• Quoted text
[libc-commits] [libc] [libc][math] Fix incorrect logic in fputil::generic::add_or_sub (PR #116129)

Wed Nov 13 16:34:17 PST 2024

================
@@ -160,20 +160,21 @@ add_or_sub(InType x, InType y) {
   } else {
     InStorageType max_mant = max_bits.get_explicit_mantissa() << GUARD_BITS_LEN;
     InStorageType min_mant = min_bits.get_explicit_mantissa() << GUARD_BITS_LEN;
-    int alignment =
-        max_bits.get_biased_exponent() - min_bits.get_biased_exponent();
+
+    int alignment = (max_bits.get_biased_exponent() - max_bits.is_normal()) -
+                    (min_bits.get_biased_exponent() - min_bits.is_normal());
----------------
overmighty wrote:

The formula given in section 9.2.3.2 of *Handbook of Floating-Point Arithmetic* is $\delta = (E_x - n_x) - (E_y - n_y)$. When I implemented `fputil::generic::add_or_sub`, I asked myself why it wasn't just $\delta = E_x - E_y$, and ended up using that instead of the formula given in the book. Today I remembered asking myself that question, so I thought about it again and now it's obvious.

https://github.com/llvm/llvm-project/pull/116129

• Material supplied
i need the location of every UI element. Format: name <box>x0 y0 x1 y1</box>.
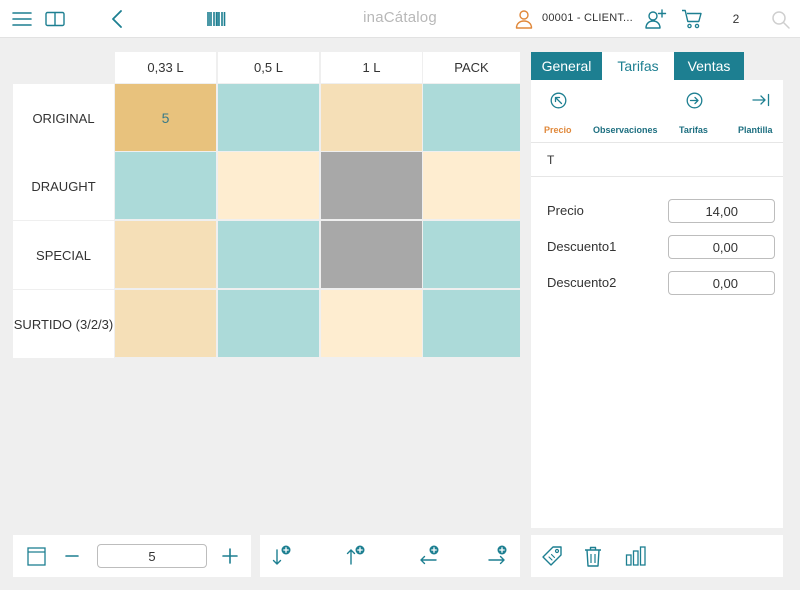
app-title: inaCátalog <box>363 9 437 26</box>
chevron-left-icon[interactable] <box>110 9 124 29</box>
grid-cell[interactable] <box>423 152 520 219</box>
tab-general[interactable]: General <box>531 52 602 80</box>
grid-cell[interactable] <box>115 152 216 219</box>
subtab-plantilla[interactable]: Plantilla <box>738 125 773 135</box>
quantity-bar: 5 <box>13 535 251 577</box>
window-icon[interactable] <box>26 546 46 566</box>
grid-cell[interactable] <box>321 290 422 357</box>
book-icon[interactable] <box>45 10 65 28</box>
user-icon[interactable] <box>514 9 534 29</box>
grid-cell[interactable] <box>218 290 319 357</box>
grid-cell[interactable] <box>218 221 319 288</box>
grid-cell[interactable]: 5 <box>115 84 216 151</box>
grid-cell[interactable] <box>423 221 520 288</box>
plus-icon[interactable] <box>221 547 239 565</box>
column-header: 0,5 L <box>218 52 319 83</box>
descuento2-field[interactable]: 0,00 <box>668 271 775 295</box>
row-header: ORIGINAL <box>13 84 114 152</box>
divider <box>531 142 783 143</box>
grid-cell[interactable] <box>321 152 422 219</box>
trash-icon[interactable] <box>583 545 603 567</box>
grid-cell[interactable] <box>218 84 319 151</box>
cart-count: 2 <box>732 12 740 26</box>
minus-icon[interactable] <box>64 547 80 565</box>
grid-cell[interactable] <box>321 84 422 151</box>
row-header: SPECIAL <box>13 221 114 289</box>
search-icon[interactable] <box>770 9 790 29</box>
row-header: DRAUGHT <box>13 152 114 220</box>
subtabs: Precio Observaciones Tarifas Plantilla <box>531 122 783 142</box>
column-header: 0,33 L <box>115 52 216 83</box>
tarifas-panel: Precio Observaciones Tarifas Plantilla T… <box>531 80 783 528</box>
subtab-observaciones[interactable]: Observaciones <box>593 125 658 135</box>
subtab-tarifas[interactable]: Tarifas <box>679 125 708 135</box>
arrow-right-add-icon[interactable] <box>486 544 510 568</box>
tab-ventas[interactable]: Ventas <box>674 52 744 80</box>
tarifa-code-label: T <box>547 153 555 167</box>
arrow-down-add-icon[interactable] <box>270 544 294 568</box>
grid-cell[interactable] <box>423 84 520 151</box>
client-label[interactable]: 00001 - CLIENT... <box>542 12 633 24</box>
row-header: SURTIDO (3/2/3) <box>13 290 114 358</box>
cart-icon[interactable] <box>681 9 703 29</box>
tab-tarifas[interactable]: Tarifas <box>602 52 674 80</box>
arrow-left-add-icon[interactable] <box>418 544 442 568</box>
descuento2-label: Descuento2 <box>547 275 617 290</box>
tag-icon[interactable] <box>541 545 563 567</box>
arrow-to-end-icon[interactable] <box>751 92 771 108</box>
precio-label: Precio <box>547 203 584 218</box>
arrow-circle-up-left-icon[interactable] <box>549 91 567 109</box>
divider <box>531 176 783 177</box>
panel-tabs: General Tarifas Ventas <box>531 52 744 80</box>
bar-chart-icon[interactable] <box>624 545 646 567</box>
column-header: 1 L <box>321 52 422 83</box>
arrow-up-add-icon[interactable] <box>344 544 368 568</box>
subtab-precio[interactable]: Precio <box>544 125 572 135</box>
actions-bar <box>531 535 783 577</box>
nav-row <box>531 88 783 112</box>
descuento1-field[interactable]: 0,00 <box>668 235 775 259</box>
add-user-icon[interactable] <box>645 8 667 30</box>
menu-icon[interactable] <box>12 10 32 28</box>
arrow-circle-right-icon[interactable] <box>685 91 703 109</box>
grid-cell[interactable] <box>321 221 422 288</box>
column-header: PACK <box>423 52 520 83</box>
barcode-icon[interactable] <box>206 10 226 28</box>
precio-field[interactable]: 14,00 <box>668 199 775 223</box>
top-bar: inaCátalog 00001 - CLIENT... 2 <box>0 0 800 38</box>
descuento1-label: Descuento1 <box>547 239 617 254</box>
grid-cell[interactable] <box>218 152 319 219</box>
grid-cell[interactable] <box>115 221 216 288</box>
grid-nav-bar <box>260 535 520 577</box>
grid-cell[interactable] <box>423 290 520 357</box>
quantity-input[interactable]: 5 <box>97 544 207 568</box>
grid-cell[interactable] <box>115 290 216 357</box>
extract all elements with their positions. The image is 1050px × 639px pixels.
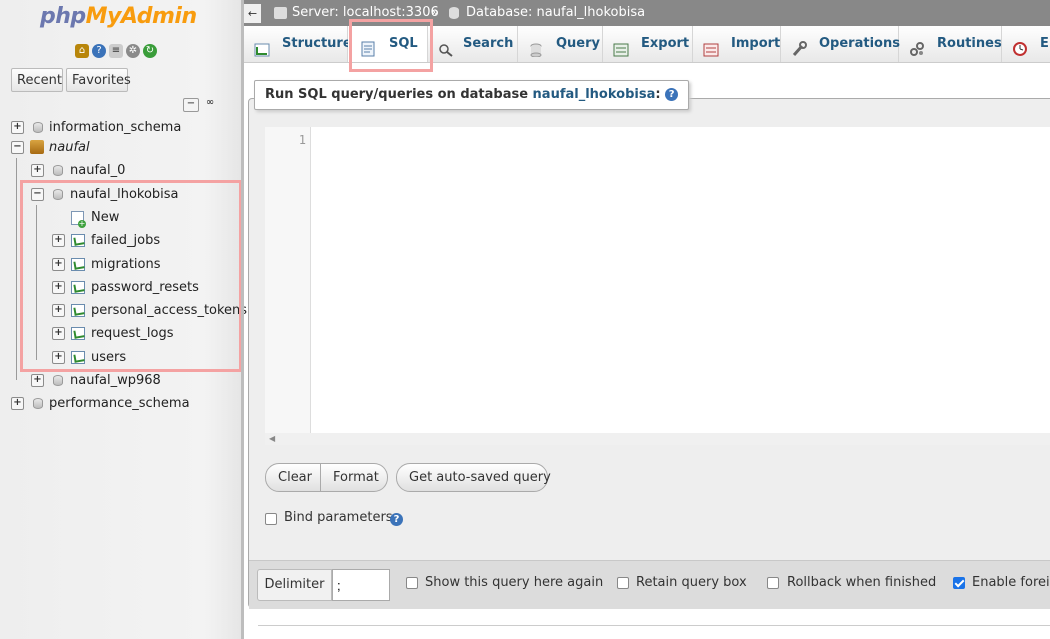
- legend-text: Run SQL query/queries on database: [265, 87, 533, 102]
- tree-item-naufal-wp968[interactable]: + naufal_wp968: [0, 371, 241, 391]
- routines-icon: [909, 36, 925, 56]
- database-group-icon: [30, 140, 44, 154]
- wrench-icon: [791, 36, 807, 56]
- documentation-icon[interactable]: ≡: [109, 44, 123, 58]
- tab-label: Export: [641, 36, 690, 51]
- highlight-annotation-tree: [20, 180, 242, 372]
- nav-icon-bar: ⌂ ? ≡ ✲ ↻: [75, 44, 157, 58]
- database-icon: [33, 122, 43, 133]
- recent-button[interactable]: Recent: [11, 68, 63, 92]
- expand-icon[interactable]: +: [31, 374, 44, 387]
- tab-import[interactable]: Import: [693, 26, 781, 62]
- import-icon: [703, 36, 719, 57]
- bind-parameters-label[interactable]: Bind parameters: [284, 510, 393, 525]
- rollback-checkbox[interactable]: [767, 577, 779, 589]
- link-with-main-icon[interactable]: ∞: [203, 98, 217, 110]
- scroll-left-icon[interactable]: ◀: [269, 434, 275, 443]
- reload-icon[interactable]: ↻: [143, 44, 157, 58]
- query-icon: [528, 36, 544, 58]
- tree-item-naufal-0[interactable]: + naufal_0: [0, 161, 241, 181]
- line-number: 1: [298, 133, 306, 147]
- collapse-all-icon[interactable]: −: [183, 98, 199, 112]
- search-icon: [438, 36, 454, 57]
- tree-item-performance-schema[interactable]: + performance_schema: [0, 394, 241, 414]
- tab-export[interactable]: Export: [603, 26, 693, 62]
- show-query-again-checkbox[interactable]: [406, 577, 418, 589]
- tab-label: Search: [463, 36, 514, 51]
- tab-label: Import: [731, 36, 781, 51]
- server-icon: [274, 7, 287, 19]
- enable-foreign-keys-label[interactable]: Enable foreign: [972, 575, 1050, 590]
- sql-panel-legend: Run SQL query/queries on database naufal…: [254, 80, 690, 110]
- navigation-panel: phpMyAdmin ⌂ ? ≡ ✲ ↻ Recent Favorites − …: [0, 0, 247, 639]
- tab-search[interactable]: Search: [428, 26, 518, 62]
- phpmyadmin-logo[interactable]: phpMyAdmin: [40, 4, 197, 29]
- database-icon: [33, 398, 43, 409]
- database-icon: [53, 165, 63, 176]
- expand-icon[interactable]: +: [11, 397, 24, 410]
- collapse-icon[interactable]: −: [11, 141, 24, 154]
- tab-routines[interactable]: Routines: [899, 26, 1002, 62]
- bind-parameters-checkbox[interactable]: [265, 513, 277, 525]
- tree-item-label: information_schema: [49, 120, 182, 135]
- logo-php-text: php: [40, 4, 86, 29]
- tab-label: Routines: [937, 36, 1002, 51]
- database-icon: [53, 375, 63, 386]
- tree-item-label: naufal_0: [70, 163, 126, 178]
- back-arrow-icon[interactable]: ←: [244, 4, 261, 23]
- tab-structure[interactable]: Structure: [244, 26, 352, 62]
- tree-group-naufal[interactable]: − naufal: [0, 138, 241, 158]
- logo-myadmin-text: MyAdmin: [85, 4, 197, 29]
- structure-icon: [254, 36, 270, 57]
- clear-button[interactable]: Clear: [265, 463, 321, 492]
- rollback-label[interactable]: Rollback when finished: [787, 575, 936, 590]
- tab-label: Structure: [282, 36, 352, 51]
- breadcrumb-database[interactable]: Database: naufal_lhokobisa: [466, 5, 645, 20]
- show-query-again-label[interactable]: Show this query here again: [425, 575, 603, 590]
- delimiter-input[interactable]: [332, 569, 390, 601]
- highlight-annotation-sql-tab: [349, 19, 433, 72]
- sql-editor[interactable]: 1: [265, 127, 1050, 433]
- breadcrumb-separator: »: [431, 5, 439, 20]
- help-icon[interactable]: ?: [665, 88, 679, 101]
- tab-events[interactable]: E: [1002, 26, 1050, 62]
- settings-gear-icon[interactable]: ✲: [126, 44, 140, 58]
- retain-query-box-checkbox[interactable]: [617, 577, 629, 589]
- expand-icon[interactable]: +: [11, 121, 24, 134]
- tab-label: E: [1040, 36, 1049, 51]
- help-icon[interactable]: ?: [390, 513, 403, 526]
- help-icon[interactable]: ?: [92, 44, 106, 58]
- favorites-button[interactable]: Favorites: [66, 68, 131, 92]
- tree-item-label: naufal_wp968: [70, 373, 161, 388]
- tab-query[interactable]: Query: [518, 26, 603, 62]
- navigation-resizer[interactable]: [241, 0, 244, 639]
- tab-label: Operations: [819, 36, 900, 51]
- legend-database-link[interactable]: naufal_lhokobisa: [533, 87, 656, 102]
- database-icon: [449, 7, 459, 19]
- enable-foreign-keys-checkbox[interactable]: [953, 577, 965, 589]
- tree-group-label: naufal: [49, 140, 90, 155]
- editor-horizontal-scrollbar[interactable]: ◀: [265, 433, 1050, 445]
- retain-query-box-label[interactable]: Retain query box: [636, 575, 747, 590]
- home-icon[interactable]: ⌂: [75, 44, 89, 58]
- delimiter-label: Delimiter: [257, 569, 332, 601]
- format-button[interactable]: Format: [321, 463, 388, 492]
- tab-operations[interactable]: Operations: [781, 26, 900, 62]
- divider: [258, 625, 1050, 626]
- get-auto-saved-query-button[interactable]: Get auto-saved query: [396, 463, 551, 492]
- clock-icon: [1012, 36, 1028, 56]
- expand-icon[interactable]: +: [31, 164, 44, 177]
- line-number-gutter: 1: [265, 127, 311, 433]
- tree-item-label: performance_schema: [49, 396, 190, 411]
- breadcrumb-server[interactable]: Server: localhost:3306: [292, 5, 439, 20]
- export-icon: [613, 36, 629, 57]
- tree-item-information-schema[interactable]: + information_schema: [0, 118, 241, 138]
- tab-label: Query: [556, 36, 601, 51]
- legend-colon: :: [655, 87, 661, 102]
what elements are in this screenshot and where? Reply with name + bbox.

• Short task
Reproduce the review comment from the words "The formula given in section" through the words "now it's obvious.", changing every "formula" to "equation".

• Right answer
The equation given in section 9.2.3.2 of *Handbook of Floating-Point Arithmetic* is $\delta = (E_x - n_x) - (E_y - n_y)$. When I implemented `fputil::generic::add_or_sub`, I asked myself why it wasn't just $\delta = E_x - E_y$, and ended up using that instead of the equation given in the book. Today I remembered asking myself that question, so I thought about it again and now it's obvious.